#### [PROBLEM DETAILS]
Keep the wording of each record exactly the same when you repeat it, and leave out pictures.

#### [EXERCISE INPUTS]
===

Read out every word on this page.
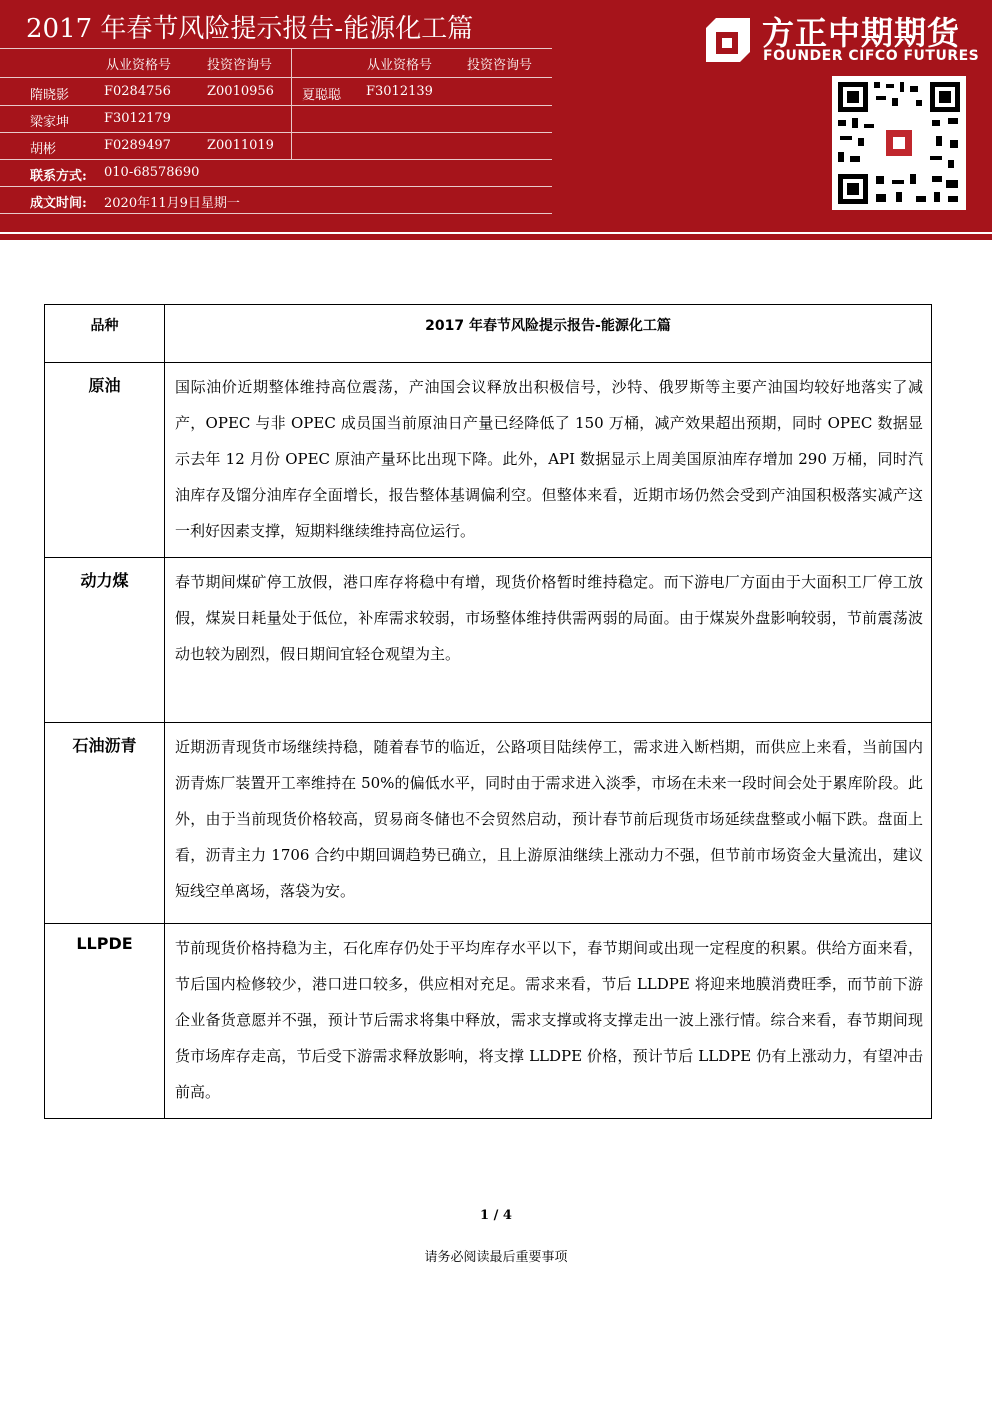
2017 年春节风险提示报告-能源化工篇
从业资格号	投资咨询号	从业资格号	投资咨询号
隋晓影	F0284756	Z0010956 夏聪聪 F3012139
梁家坤	F3012179
胡彬	F0289497	Z0011019
联系方式: 010-68578690
成文时间: 2020年11月9日星期一
方正中期期货
FOUNDER CIFCO FUTURES
品种	2017 年春节风险提示报告-能源化工篇
原油	国际油价近期整体维持高位震荡，产油国会议释放出积极信号，沙特、俄罗斯等主要产油国均较好地落实了减产，OPEC 与非 OPEC 成员国当前原油日产量已经降低了 150 万桶，减产效果超出预期，同时 OPEC 数据显示去年 12 月份 OPEC 原油产量环比出现下降。此外，API 数据显示上周美国原油库存增加 290 万桶，同时汽油库存及馏分油库存全面增长，报告整体基调偏利空。但整体来看，近期市场仍然会受到产油国积极落实减产这一利好因素支撑，短期料继续维持高位运行。
动力煤	春节期间煤矿停工放假，港口库存将稳中有增，现货价格暂时维持稳定。而下游电厂方面由于大面积工厂停工放假，煤炭日耗量处于低位，补库需求较弱，市场整体维持供需两弱的局面。由于煤炭外盘影响较弱，节前震荡波动也较为剧烈，假日期间宜轻仓观望为主。
石油沥青	近期沥青现货市场继续持稳，随着春节的临近，公路项目陆续停工，需求进入断档期，而供应上来看，当前国内沥青炼厂装置开工率维持在 50%的偏低水平，同时由于需求进入淡季，市场在未来一段时间会处于累库阶段。此外，由于当前现货价格较高，贸易商冬储也不会贸然启动，预计春节前后现货市场延续盘整或小幅下跌。盘面上看，沥青主力 1706 合约中期回调趋势已确立，且上游原油继续上涨动力不强，但节前市场资金大量流出，建议短线空单离场，落袋为安。
LLPDE	节前现货价格持稳为主，石化库存仍处于平均库存水平以下，春节期间或出现一定程度的积累。供给方面来看，节后国内检修较少，港口进口较多，供应相对充足。需求来看，节后 LLDPE 将迎来地膜消费旺季，而节前下游企业备货意愿并不强，预计节后需求将集中释放，需求支撑或将支撑走出一波上涨行情。综合来看，春节期间现货市场库存走高，节后受下游需求释放影响，将支撑 LLDPE 价格，预计节后 LLDPE 仍有上涨动力，有望冲击前高。
1 / 4
请务必阅读最后重要事项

===

#### [RESULT FOR THIS TASK]
Read out every word on this page.
2017 年春节风险提示报告-能源化工篇
从业资格号	投资咨询号	从业资格号	投资咨询号
隋晓影	F0284756	Z0010956 夏聪聪 F3012139
梁家坤	F3012179
胡彬	F0289497	Z0011019
联系方式: 010-68578690
成文时间: 2020年11月9日星期一
方正中期期货
FOUNDER CIFCO FUTURES
品种	2017 年春节风险提示报告-能源化工篇
原油	国际油价近期整体维持高位震荡，产油国会议释放出积极信号，沙特、俄罗斯等主要产油国均较好地落实了减产，OPEC 与非 OPEC 成员国当前原油日产量已经降低了 150 万桶，减产效果超出预期，同时 OPEC 数据显示去年 12 月份 OPEC 原油产量环比出现下降。此外，API 数据显示上周美国原油库存增加 290 万桶，同时汽油库存及馏分油库存全面增长，报告整体基调偏利空。但整体来看，近期市场仍然会受到产油国积极落实减产这一利好因素支撑，短期料继续维持高位运行。
动力煤	春节期间煤矿停工放假，港口库存将稳中有增，现货价格暂时维持稳定。而下游电厂方面由于大面积工厂停工放假，煤炭日耗量处于低位，补库需求较弱，市场整体维持供需两弱的局面。由于煤炭外盘影响较弱，节前震荡波动也较为剧烈，假日期间宜轻仓观望为主。
石油沥青	近期沥青现货市场继续持稳，随着春节的临近，公路项目陆续停工，需求进入断档期，而供应上来看，当前国内沥青炼厂装置开工率维持在 50%的偏低水平，同时由于需求进入淡季，市场在未来一段时间会处于累库阶段。此外，由于当前现货价格较高，贸易商冬储也不会贸然启动，预计春节前后现货市场延续盘整或小幅下跌。盘面上看，沥青主力 1706 合约中期回调趋势已确立，且上游原油继续上涨动力不强，但节前市场资金大量流出，建议短线空单离场，落袋为安。
LLPDE	节前现货价格持稳为主，石化库存仍处于平均库存水平以下，春节期间或出现一定程度的积累。供给方面来看，节后国内检修较少，港口进口较多，供应相对充足。需求来看，节后 LLDPE 将迎来地膜消费旺季，而节前下游企业备货意愿并不强，预计节后需求将集中释放，需求支撑或将支撑走出一波上涨行情。综合来看，春节期间现货市场库存走高，节后受下游需求释放影响，将支撑 LLDPE 价格，预计节后 LLDPE 仍有上涨动力，有望冲击前高。
1 / 4
请务必阅读最后重要事项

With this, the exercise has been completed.